What is needed here is an exact copy of every entry.
◇ ◇ ◇ ◇ ◇
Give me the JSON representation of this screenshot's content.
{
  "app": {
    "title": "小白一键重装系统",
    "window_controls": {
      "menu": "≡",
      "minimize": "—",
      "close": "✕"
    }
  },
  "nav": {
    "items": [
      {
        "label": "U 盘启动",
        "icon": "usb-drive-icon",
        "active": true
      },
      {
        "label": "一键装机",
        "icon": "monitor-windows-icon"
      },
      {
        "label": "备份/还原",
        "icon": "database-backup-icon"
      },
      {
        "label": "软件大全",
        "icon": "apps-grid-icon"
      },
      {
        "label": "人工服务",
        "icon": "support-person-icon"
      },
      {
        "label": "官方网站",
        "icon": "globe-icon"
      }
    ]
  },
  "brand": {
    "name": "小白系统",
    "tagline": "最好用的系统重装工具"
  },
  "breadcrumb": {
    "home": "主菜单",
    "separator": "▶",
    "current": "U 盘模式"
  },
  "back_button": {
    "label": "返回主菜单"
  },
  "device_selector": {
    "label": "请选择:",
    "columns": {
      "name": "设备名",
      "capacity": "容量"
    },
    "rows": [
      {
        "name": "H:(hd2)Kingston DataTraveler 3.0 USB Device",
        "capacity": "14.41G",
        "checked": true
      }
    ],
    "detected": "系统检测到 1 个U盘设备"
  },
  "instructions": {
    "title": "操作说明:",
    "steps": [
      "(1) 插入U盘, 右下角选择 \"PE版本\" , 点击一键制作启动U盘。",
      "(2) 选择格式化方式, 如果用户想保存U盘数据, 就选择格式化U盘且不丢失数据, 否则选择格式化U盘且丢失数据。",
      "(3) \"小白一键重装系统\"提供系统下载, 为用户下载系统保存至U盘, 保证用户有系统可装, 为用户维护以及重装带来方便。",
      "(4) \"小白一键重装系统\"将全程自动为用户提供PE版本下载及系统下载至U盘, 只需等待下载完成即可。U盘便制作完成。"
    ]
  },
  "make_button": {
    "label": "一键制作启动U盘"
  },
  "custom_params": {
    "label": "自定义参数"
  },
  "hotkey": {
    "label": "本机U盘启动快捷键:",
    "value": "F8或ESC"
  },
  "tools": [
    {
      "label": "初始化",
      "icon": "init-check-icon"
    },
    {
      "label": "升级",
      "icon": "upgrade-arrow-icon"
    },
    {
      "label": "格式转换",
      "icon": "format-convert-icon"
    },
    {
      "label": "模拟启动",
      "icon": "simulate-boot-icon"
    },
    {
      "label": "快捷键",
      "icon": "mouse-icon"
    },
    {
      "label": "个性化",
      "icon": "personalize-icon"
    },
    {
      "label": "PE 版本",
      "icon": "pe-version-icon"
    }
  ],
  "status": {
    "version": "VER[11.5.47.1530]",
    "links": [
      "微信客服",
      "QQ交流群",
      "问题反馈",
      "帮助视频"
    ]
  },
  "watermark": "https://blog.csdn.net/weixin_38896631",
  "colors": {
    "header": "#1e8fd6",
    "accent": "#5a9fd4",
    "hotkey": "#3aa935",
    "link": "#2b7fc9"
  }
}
◇ ◇ ◇ ◇ ◇
## FINISHED ANSWER
Give me the JSON representation of this screenshot's content.
{
  "app": {
    "title": "小白一键重装系统",
    "window_controls": {
      "menu": "≡",
      "minimize": "—",
      "close": "✕"
    }
  },
  "nav": {
    "items": [
      {
        "label": "U 盘启动",
        "icon": "usb-drive-icon",
        "active": true
      },
      {
        "label": "一键装机",
        "icon": "monitor-windows-icon"
      },
      {
        "label": "备份/还原",
        "icon": "database-backup-icon"
      },
      {
        "label": "软件大全",
        "icon": "apps-grid-icon"
      },
      {
        "label": "人工服务",
        "icon": "support-person-icon"
      },
      {
        "label": "官方网站",
        "icon": "globe-icon"
      }
    ]
  },
  "brand": {
    "name": "小白系统",
    "tagline": "最好用的系统重装工具"
  },
  "breadcrumb": {
    "home": "主菜单",
    "separator": "▶",
    "current": "U 盘模式"
  },
  "back_button": {
    "label": "返回主菜单"
  },
  "device_selector": {
    "label": "请选择:",
    "columns": {
      "name": "设备名",
      "capacity": "容量"
    },
    "rows": [
      {
        "name": "H:(hd2)Kingston DataTraveler 3.0 USB Device",
        "capacity": "14.41G",
        "checked": true
      }
    ],
    "detected": "系统检测到 1 个U盘设备"
  },
  "instructions": {
    "title": "操作说明:",
    "steps": [
      "(1) 插入U盘, 右下角选择 \"PE版本\" , 点击一键制作启动U盘。",
      "(2) 选择格式化方式, 如果用户想保存U盘数据, 就选择格式化U盘且不丢失数据, 否则选择格式化U盘且丢失数据。",
      "(3) \"小白一键重装系统\"提供系统下载, 为用户下载系统保存至U盘, 保证用户有系统可装, 为用户维护以及重装带来方便。",
      "(4) \"小白一键重装系统\"将全程自动为用户提供PE版本下载及系统下载至U盘, 只需等待下载完成即可。U盘便制作完成。"
    ]
  },
  "make_button": {
    "label": "一键制作启动U盘"
  },
  "custom_params": {
    "label": "自定义参数"
  },
  "hotkey": {
    "label": "本机U盘启动快捷键:",
    "value": "F8或ESC"
  },
  "tools": [
    {
      "label": "初始化",
      "icon": "init-check-icon"
    },
    {
      "label": "升级",
      "icon": "upgrade-arrow-icon"
    },
    {
      "label": "格式转换",
      "icon": "format-convert-icon"
    },
    {
      "label": "模拟启动",
      "icon": "simulate-boot-icon"
    },
    {
      "label": "快捷键",
      "icon": "mouse-icon"
    },
    {
      "label": "个性化",
      "icon": "personalize-icon"
    },
    {
      "label": "PE 版本",
      "icon": "pe-version-icon"
    }
  ],
  "status": {
    "version": "VER[11.5.47.1530]",
    "links": [
      "微信客服",
      "QQ交流群",
      "问题反馈",
      "帮助视频"
    ]
  },
  "watermark": "https://blog.csdn.net/weixin_38896631",
  "colors": {
    "header": "#1e8fd6",
    "accent": "#5a9fd4",
    "hotkey": "#3aa935",
    "link": "#2b7fc9"
  }
}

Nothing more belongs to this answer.